» **What you are asked to do**: Collect each line of the records that contains the string "icon", copying every such line in full.

------------------------------------------------------------------------

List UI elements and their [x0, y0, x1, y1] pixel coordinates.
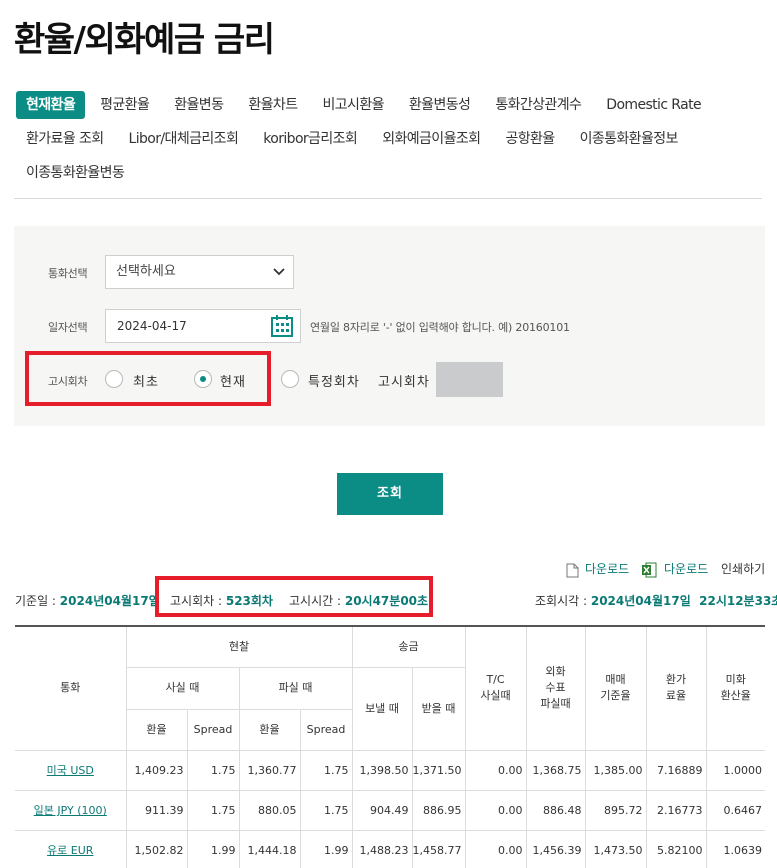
base-date: 기준일 : 2024년04월17일 — [15, 594, 160, 608]
round-number-input[interactable] — [436, 362, 503, 397]
currency-label: 통화선택 — [48, 267, 88, 280]
excel-icon — [642, 562, 657, 578]
tab-4[interactable]: 비고시환율 — [313, 91, 394, 119]
rate-cell: 1,409.23 — [125, 749, 188, 791]
highlight-box-round — [25, 351, 271, 406]
tab-7[interactable]: Domestic Rate — [596, 91, 711, 119]
print-link[interactable]: 인쇄하기 — [721, 560, 765, 577]
tab-5[interactable]: 환율변동성 — [399, 91, 480, 119]
tab-11[interactable]: 외화예금이율조회 — [372, 125, 490, 153]
tab-bar: 현재환율 평균환율 환율변동 환율차트 비고시환율 환율변동성 통화간상관계수 Domesti… — [16, 91, 761, 187]
rate-cell: 1.75 — [299, 749, 353, 791]
header-sell-spread: Spread — [299, 708, 352, 751]
currency-select[interactable]: 선택하세요 — [105, 255, 294, 289]
rate-cell: 0.00 — [464, 789, 527, 831]
rate-cell: 1,368.75 — [525, 749, 586, 791]
tab-14[interactable]: 이종통화환율변동 — [16, 159, 134, 187]
page-title: 환율/외화예금 금리 — [14, 20, 275, 60]
tab-12[interactable]: 공항환율 — [495, 125, 564, 153]
header-check: 외화 수표 파실때 — [525, 625, 586, 751]
table-row: 유로 EUR 1,502.82 1.99 1,444.18 1.99 1,488.23 1,… — [15, 829, 765, 868]
currency-cell: 유로 EUR — [15, 829, 127, 868]
rate-cell: 1.99 — [186, 829, 240, 868]
header-buy-spread: Spread — [186, 708, 240, 751]
tab-6[interactable]: 통화간상관계수 — [485, 91, 591, 119]
header-tc: T/C 사실때 — [464, 625, 527, 751]
header-remit: 송금 — [351, 625, 466, 668]
currency-cell: 일본 JPY (100) — [15, 789, 127, 831]
rate-cell: 880.05 — [238, 789, 301, 831]
header-sell: 파실 때 — [238, 666, 353, 710]
table-row: 미국 USD 1,409.23 1.75 1,360.77 1.75 1,398.50 1,… — [15, 749, 765, 791]
currency-link[interactable]: 유로 EUR — [47, 844, 93, 857]
search-button[interactable]: 조회 — [337, 473, 443, 515]
rate-cell: 1,444.18 — [238, 829, 301, 868]
rate-cell: 0.6467 — [705, 789, 765, 831]
tab-3[interactable]: 환율차트 — [238, 91, 307, 119]
header-send: 보낼 때 — [351, 666, 413, 751]
rate-cell: 1,371.50 — [411, 749, 466, 791]
tab-2[interactable]: 환율변동 — [164, 91, 233, 119]
rate-cell: 1.99 — [299, 829, 353, 868]
rate-cell: 911.39 — [125, 789, 188, 831]
rate-cell: 1,502.82 — [125, 829, 188, 868]
radio-specific-label: 특정회차 — [308, 375, 360, 390]
rate-cell: 1,456.39 — [525, 829, 586, 868]
currency-link[interactable]: 미국 USD — [47, 764, 94, 777]
header-buy-rate: 환율 — [126, 708, 188, 751]
tab-10[interactable]: koribor금리조회 — [253, 125, 367, 153]
header-receive: 받을 때 — [411, 666, 465, 751]
currency-cell: 미국 USD — [15, 749, 127, 791]
rate-cell: 886.95 — [411, 789, 466, 831]
rate-cell: 0.00 — [464, 829, 527, 868]
header-exchange-fee: 환가 료율 — [645, 625, 707, 751]
currency-select-value: 선택하세요 — [116, 264, 176, 279]
chevron-down-icon — [273, 268, 285, 276]
header-usd-rate: 미화 환산율 — [705, 625, 765, 751]
tabs-divider — [14, 198, 762, 199]
rate-cell: 7.16889 — [645, 749, 707, 791]
rate-cell: 1,473.50 — [584, 829, 647, 868]
rate-cell: 1,458.77 — [411, 829, 466, 868]
header-sell-rate: 환율 — [238, 708, 301, 751]
header-buy: 사실 때 — [126, 666, 240, 710]
rate-cell: 1.0000 — [705, 749, 765, 791]
tab-1[interactable]: 평균환율 — [90, 91, 159, 119]
rate-cell: 1,488.23 — [351, 829, 413, 868]
round-text: 고시회차 — [378, 375, 430, 390]
rate-cell: 2.16773 — [645, 789, 707, 831]
rate-cell: 886.48 — [525, 789, 586, 831]
tab-13[interactable]: 이종통화환율정보 — [570, 125, 688, 153]
rate-cell: 5.82100 — [645, 829, 707, 868]
tab-0[interactable]: 현재환율 — [16, 91, 86, 119]
highlight-box-info — [155, 576, 433, 617]
download-link-2[interactable]: 다운로드 — [664, 560, 708, 577]
rate-cell: 1.75 — [299, 789, 353, 831]
table-row: 일본 JPY (100) 911.39 1.75 880.05 1.75 904.49 88… — [15, 789, 765, 831]
exchange-rate-table: 통화 현찰 송금 T/C 사실때 외화 수표 파실때 매매 기준율 환가 료율 … — [15, 625, 765, 868]
query-time: 조회시각 : 2024년04월17일 22시12분33초 — [535, 594, 777, 608]
date-hint: 연월일 8자리로 '-' 없이 입력해야 합니다. 예) 20160101 — [310, 321, 570, 334]
rate-cell: 1,360.77 — [238, 749, 301, 791]
rate-cell: 1,385.00 — [584, 749, 647, 791]
header-base-rate: 매매 기준율 — [584, 625, 647, 751]
rate-cell: 1,398.50 — [351, 749, 413, 791]
rate-cell: 895.72 — [584, 789, 647, 831]
document-icon — [566, 563, 579, 578]
rate-cell: 1.0639 — [705, 829, 765, 868]
rate-cell: 1.75 — [186, 789, 240, 831]
date-label: 일자선택 — [48, 321, 88, 334]
rate-cell: 904.49 — [351, 789, 413, 831]
currency-link[interactable]: 일본 JPY (100) — [34, 804, 107, 817]
header-currency: 통화 — [15, 625, 127, 751]
header-cash: 현찰 — [125, 625, 353, 668]
radio-specific[interactable] — [281, 370, 299, 388]
download-link-1[interactable]: 다운로드 — [585, 560, 629, 577]
calendar-icon[interactable] — [270, 314, 294, 338]
rate-cell: 0.00 — [464, 749, 527, 791]
tab-8[interactable]: 환가료율 조회 — [16, 125, 114, 153]
tab-9[interactable]: Libor/대체금리조회 — [119, 125, 249, 153]
rate-cell: 1.75 — [186, 749, 240, 791]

------------------------------------------------------------------------

» **Expected output**:
excel-icon — [642, 562, 657, 578]
chevron-down-icon — [273, 268, 285, 276]
document-icon — [566, 563, 579, 578]
calendar-icon[interactable] — [270, 314, 294, 338]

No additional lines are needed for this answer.